Andrew: What ever are you doing with that cue in your hand?
Milo: I was waiting for you to miss.

Andrew: It's a good thing I am pretty much of an Olympic sexual athlete.
Milo: Yes, I suppose these days you are concentrating more on the sprints than on the long distance stuff.
Andrew: Not so, dear boy! I am in the peak of condition. I could copulate for England at any distance.
Milo: Well, as they say in the Olympics: it's not the winning, it's the taking part that counts.

Milo: Alright, I'll do it. Where do you want me to break in?
Andrew: Not so fast. You've got to get disguised first.
Milo: What for?
Andrew: Suppose somebody saw you coming.
Milo: Here? In the middle of nowhere? I could hardly find this place with a bloody map!
Andrew: You never know. A dallying couple, a passing sheep-rapist.

Andrew: Item, one black facemask, one black flat cap, a striped jersey and a bag marked "Swag".
Milo: Why not a neon sign with "Burglar" on it?

Andrew: For Christ's sake Milo, they couldn't have made more noise on D-Day.
Milo: The bloody glass came out, my bloody boot got stuck and I fell down the bloody ladder!
Andrew: Well the bloody police must have heard it all the way to bloody Salisbury.
Milo: I'm sorry.

Andrew: The mistress's bedroom. Or would you know your way about?
Milo: The mistress, or her bedroom?

Milo: You're mad! You're a bloody madman!
Andrew: And you are a young man, dressed as a clown, about to be murdered.

Andrew: Finally, at your moment of dying, you are yourself — a sniveling dago clown. Farewell, Punchinello!
Milo: Please!

Andrew: You said everything was in plain view!

_Given data_.

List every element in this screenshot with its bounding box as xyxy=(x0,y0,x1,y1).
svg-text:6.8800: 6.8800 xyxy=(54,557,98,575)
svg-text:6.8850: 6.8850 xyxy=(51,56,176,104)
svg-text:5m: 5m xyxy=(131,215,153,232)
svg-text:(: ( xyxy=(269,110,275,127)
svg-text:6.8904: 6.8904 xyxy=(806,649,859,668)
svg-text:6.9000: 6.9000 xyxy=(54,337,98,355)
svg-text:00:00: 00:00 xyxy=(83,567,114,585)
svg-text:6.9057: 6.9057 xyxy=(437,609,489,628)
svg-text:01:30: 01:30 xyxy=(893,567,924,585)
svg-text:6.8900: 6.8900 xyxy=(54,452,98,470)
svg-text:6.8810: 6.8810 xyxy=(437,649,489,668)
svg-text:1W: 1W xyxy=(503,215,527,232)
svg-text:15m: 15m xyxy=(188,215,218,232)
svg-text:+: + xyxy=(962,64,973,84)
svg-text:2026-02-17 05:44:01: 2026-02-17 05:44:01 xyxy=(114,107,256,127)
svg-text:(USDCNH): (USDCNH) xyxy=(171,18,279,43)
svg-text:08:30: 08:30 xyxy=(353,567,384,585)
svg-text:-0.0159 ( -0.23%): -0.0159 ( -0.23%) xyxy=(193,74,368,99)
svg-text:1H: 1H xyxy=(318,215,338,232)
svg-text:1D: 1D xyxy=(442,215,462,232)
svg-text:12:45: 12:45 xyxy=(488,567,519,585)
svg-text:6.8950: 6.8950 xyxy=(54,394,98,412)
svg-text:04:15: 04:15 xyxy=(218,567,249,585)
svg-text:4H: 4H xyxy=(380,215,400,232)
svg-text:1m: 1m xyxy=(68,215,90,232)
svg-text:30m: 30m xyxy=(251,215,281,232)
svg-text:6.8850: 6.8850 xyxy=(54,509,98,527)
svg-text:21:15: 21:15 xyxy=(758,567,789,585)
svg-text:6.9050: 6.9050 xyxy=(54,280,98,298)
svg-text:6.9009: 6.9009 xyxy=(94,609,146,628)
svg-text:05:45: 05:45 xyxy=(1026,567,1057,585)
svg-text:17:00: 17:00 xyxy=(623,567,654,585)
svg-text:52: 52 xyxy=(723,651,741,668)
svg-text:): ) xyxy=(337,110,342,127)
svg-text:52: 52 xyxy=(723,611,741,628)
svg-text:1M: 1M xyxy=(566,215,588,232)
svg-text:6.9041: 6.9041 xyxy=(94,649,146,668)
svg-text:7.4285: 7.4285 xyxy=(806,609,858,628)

_Work to complete_.
- a) In the dialogue excerpt, what items does Andrew list for Milo's disguise?
- b) Reproduce word for word the stretch of the dialogue excerpt from "Milo: Yes, I" through "at any distance.".

_Task-by-task answers_.
- a) One black facemask, one black flat cap, a striped jersey and a bag marked "Swag".

- b)
Milo: Yes, I suppose these days you are concentrating more on the sprints than on the long distance stuff.
Andrew: Not so, dear boy! I am in the peak of condition. I could copulate for England at any distance.